▶ **TASK BRIEF**
Go through the lines below. Copy those with "культуры".

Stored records
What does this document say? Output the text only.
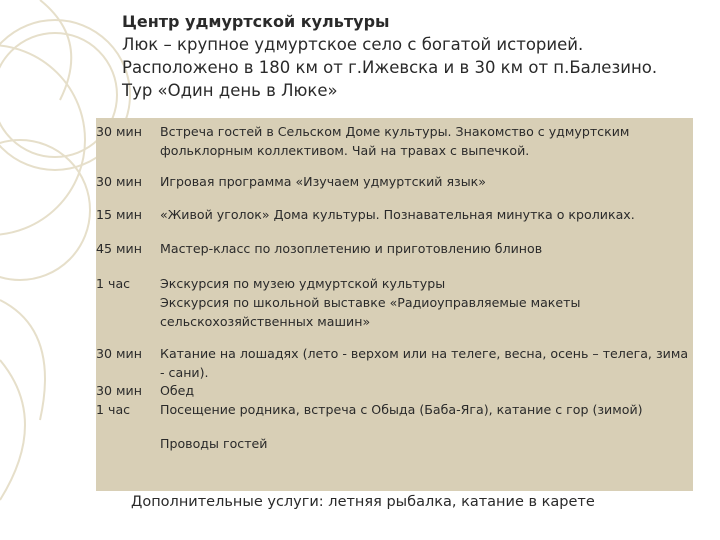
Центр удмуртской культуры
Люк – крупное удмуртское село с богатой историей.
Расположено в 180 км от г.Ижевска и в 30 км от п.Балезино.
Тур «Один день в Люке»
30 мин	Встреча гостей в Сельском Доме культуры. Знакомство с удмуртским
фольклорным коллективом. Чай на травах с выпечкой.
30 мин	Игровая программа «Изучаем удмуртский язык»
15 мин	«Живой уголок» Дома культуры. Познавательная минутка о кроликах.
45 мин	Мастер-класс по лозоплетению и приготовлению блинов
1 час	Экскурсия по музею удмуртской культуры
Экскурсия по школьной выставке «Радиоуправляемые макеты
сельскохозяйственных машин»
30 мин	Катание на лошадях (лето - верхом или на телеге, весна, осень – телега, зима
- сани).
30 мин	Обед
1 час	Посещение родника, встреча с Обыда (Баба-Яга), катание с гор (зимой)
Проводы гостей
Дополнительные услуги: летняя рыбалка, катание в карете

==

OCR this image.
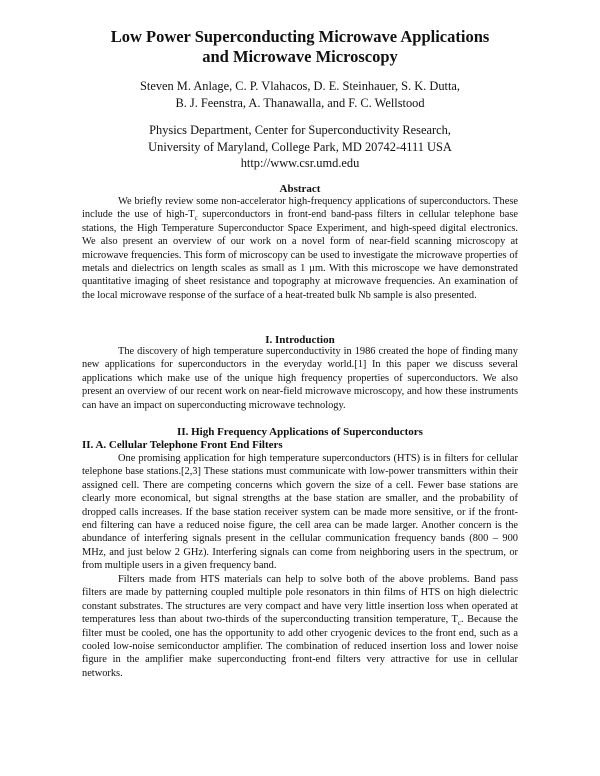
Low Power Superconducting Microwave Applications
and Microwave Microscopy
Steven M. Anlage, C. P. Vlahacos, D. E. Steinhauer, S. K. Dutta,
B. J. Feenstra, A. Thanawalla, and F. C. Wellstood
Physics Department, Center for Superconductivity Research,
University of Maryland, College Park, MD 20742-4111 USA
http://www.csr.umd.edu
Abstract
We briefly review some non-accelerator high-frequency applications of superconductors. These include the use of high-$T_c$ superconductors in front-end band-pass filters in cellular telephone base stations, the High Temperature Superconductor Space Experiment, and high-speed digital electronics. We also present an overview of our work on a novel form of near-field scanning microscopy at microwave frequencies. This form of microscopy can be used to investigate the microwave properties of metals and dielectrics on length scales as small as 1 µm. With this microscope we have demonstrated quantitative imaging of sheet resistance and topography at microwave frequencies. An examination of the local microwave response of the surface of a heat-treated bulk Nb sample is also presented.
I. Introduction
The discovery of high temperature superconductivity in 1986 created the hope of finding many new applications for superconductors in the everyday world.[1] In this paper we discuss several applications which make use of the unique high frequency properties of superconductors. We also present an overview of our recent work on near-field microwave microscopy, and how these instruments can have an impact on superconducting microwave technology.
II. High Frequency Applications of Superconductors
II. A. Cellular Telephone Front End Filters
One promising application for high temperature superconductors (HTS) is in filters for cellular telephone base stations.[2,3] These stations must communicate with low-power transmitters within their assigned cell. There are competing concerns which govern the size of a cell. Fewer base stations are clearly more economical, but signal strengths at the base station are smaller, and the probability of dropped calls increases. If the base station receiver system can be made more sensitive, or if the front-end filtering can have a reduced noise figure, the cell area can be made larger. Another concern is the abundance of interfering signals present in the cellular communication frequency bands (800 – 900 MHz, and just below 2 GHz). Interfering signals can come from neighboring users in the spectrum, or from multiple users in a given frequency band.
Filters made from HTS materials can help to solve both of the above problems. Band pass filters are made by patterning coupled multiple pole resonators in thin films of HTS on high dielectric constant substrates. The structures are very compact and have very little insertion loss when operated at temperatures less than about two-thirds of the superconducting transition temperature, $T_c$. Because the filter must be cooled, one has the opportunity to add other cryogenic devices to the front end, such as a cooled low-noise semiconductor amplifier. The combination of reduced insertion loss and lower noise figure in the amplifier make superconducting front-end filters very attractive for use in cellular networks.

▶ **THE ANSWER**
Центр удмуртской культуры
30 мин	Встреча гостей в Сельском Доме культуры. Знакомство с удмуртским
15 мин	«Живой уголок» Дома культуры. Познавательная минутка о кроликах.
1 час	Экскурсия по музею удмуртской культуры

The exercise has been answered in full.